■ **Task**
Images do not belong in the copy. Retype all the entries below exactly.

■ **Data records**
-------
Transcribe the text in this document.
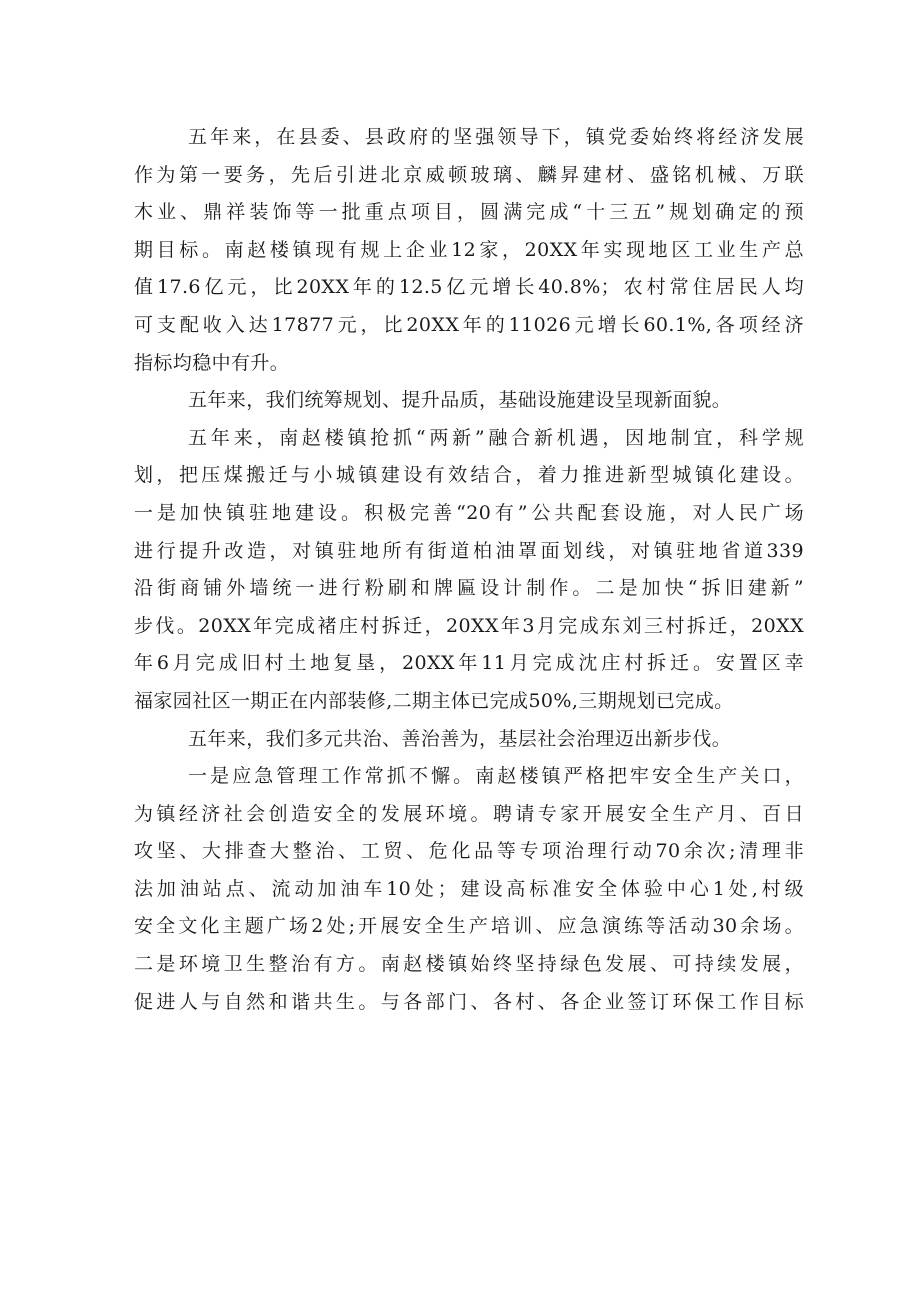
五年来，在县委、县政府的坚强领导下，镇党委始终将经济发展
作为第一要务，先后引进北京威顿玻璃、麟昇建材、盛铭机械、万联
木业、鼎祥装饰等一批重点项目，圆满完成“十三五”规划确定的预
期目标。南赵楼镇现有规上企业12家，20XX年实现地区工业生产总
值17.6亿元，比20XX年的12.5亿元增长40.8%；农村常住居民人均
可支配收入达17877元，比20XX年的11026元增长60.1%,各项经济
指标均稳中有升。
五年来，我们统筹规划、提升品质，基础设施建设呈现新面貌。
五年来，南赵楼镇抢抓“两新”融合新机遇，因地制宜，科学规
划，把压煤搬迁与小城镇建设有效结合，着力推进新型城镇化建设。
一是加快镇驻地建设。积极完善“20有”公共配套设施，对人民广场
进行提升改造，对镇驻地所有街道柏油罩面划线，对镇驻地省道339
沿街商铺外墙统一进行粉刷和牌匾设计制作。二是加快“拆旧建新”
步伐。20XX年完成褚庄村拆迁，20XX年3月完成东刘三村拆迁，20XX
年6月完成旧村土地复垦，20XX年11月完成沈庄村拆迁。安置区幸
福家园社区一期正在内部装修,二期主体已完成50%,三期规划已完成。
五年来，我们多元共治、善治善为，基层社会治理迈出新步伐。
一是应急管理工作常抓不懈。南赵楼镇严格把牢安全生产关口，
为镇经济社会创造安全的发展环境。聘请专家开展安全生产月、百日
攻坚、大排查大整治、工贸、危化品等专项治理行动70余次;清理非
法加油站点、流动加油车10处；建设高标准安全体验中心1处,村级
安全文化主题广场2处;开展安全生产培训、应急演练等活动30余场。
二是环境卫生整治有方。南赵楼镇始终坚持绿色发展、可持续发展，
促进人与自然和谐共生。与各部门、各村、各企业签订环保工作目标
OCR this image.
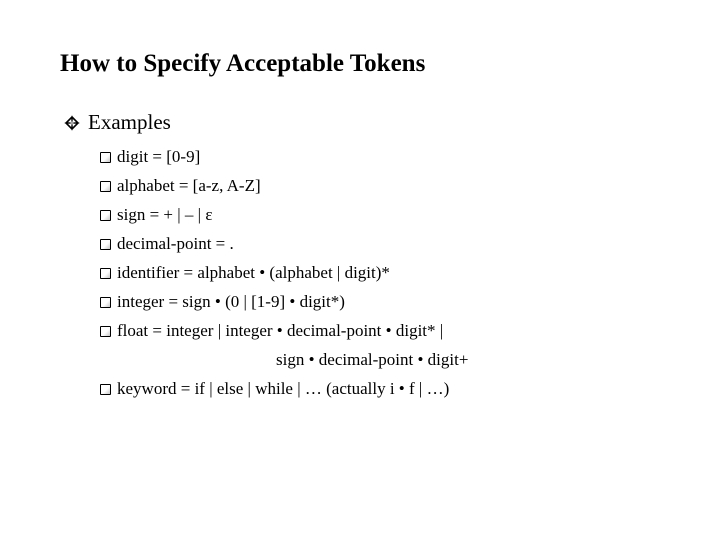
How to Specify Acceptable Tokens
Examples
digit = [0-9]
alphabet = [a-z, A-Z]
sign = + | – | ε
decimal-point = .
identifier = alphabet • (alphabet | digit)*
integer = sign • (0 | [1-9] • digit*)
float = integer | integer • decimal-point • digit* |
sign • decimal-point • digit+
keyword = if | else | while | … (actually i • f | …)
-------
■ **Output for this exercise**
Transcribe the text in this document.
五年来，在县委、县政府的坚强领导下，镇党委始终将经济发展
作为第一要务，先后引进北京威顿玻璃、麟昇建材、盛铭机械、万联
木业、鼎祥装饰等一批重点项目，圆满完成“十三五”规划确定的预
期目标。南赵楼镇现有规上企业12家，20XX年实现地区工业生产总
值17.6亿元，比20XX年的12.5亿元增长40.8%；农村常住居民人均
可支配收入达17877元，比20XX年的11026元增长60.1%,各项经济
指标均稳中有升。
五年来，我们统筹规划、提升品质，基础设施建设呈现新面貌。
五年来，南赵楼镇抢抓“两新”融合新机遇，因地制宜，科学规
划，把压煤搬迁与小城镇建设有效结合，着力推进新型城镇化建设。
一是加快镇驻地建设。积极完善“20有”公共配套设施，对人民广场
进行提升改造，对镇驻地所有街道柏油罩面划线，对镇驻地省道339
沿街商铺外墙统一进行粉刷和牌匾设计制作。二是加快“拆旧建新”
步伐。20XX年完成褚庄村拆迁，20XX年3月完成东刘三村拆迁，20XX
年6月完成旧村土地复垦，20XX年11月完成沈庄村拆迁。安置区幸
福家园社区一期正在内部装修,二期主体已完成50%,三期规划已完成。
五年来，我们多元共治、善治善为，基层社会治理迈出新步伐。
一是应急管理工作常抓不懈。南赵楼镇严格把牢安全生产关口，
为镇经济社会创造安全的发展环境。聘请专家开展安全生产月、百日
攻坚、大排查大整治、工贸、危化品等专项治理行动70余次;清理非
法加油站点、流动加油车10处；建设高标准安全体验中心1处,村级
安全文化主题广场2处;开展安全生产培训、应急演练等活动30余场。
二是环境卫生整治有方。南赵楼镇始终坚持绿色发展、可持续发展，
促进人与自然和谐共生。与各部门、各村、各企业签订环保工作目标
OCR this image.
How to Specify Acceptable Tokens
Examples
digit = [0-9]
alphabet = [a-z, A-Z]
sign = + | – | ε
decimal-point = .
identifier = alphabet • (alphabet | digit)*
integer = sign • (0 | [1-9] • digit*)
float = integer | integer • decimal-point • digit* |
sign • decimal-point • digit+
keyword = if | else | while | … (actually i • f | …)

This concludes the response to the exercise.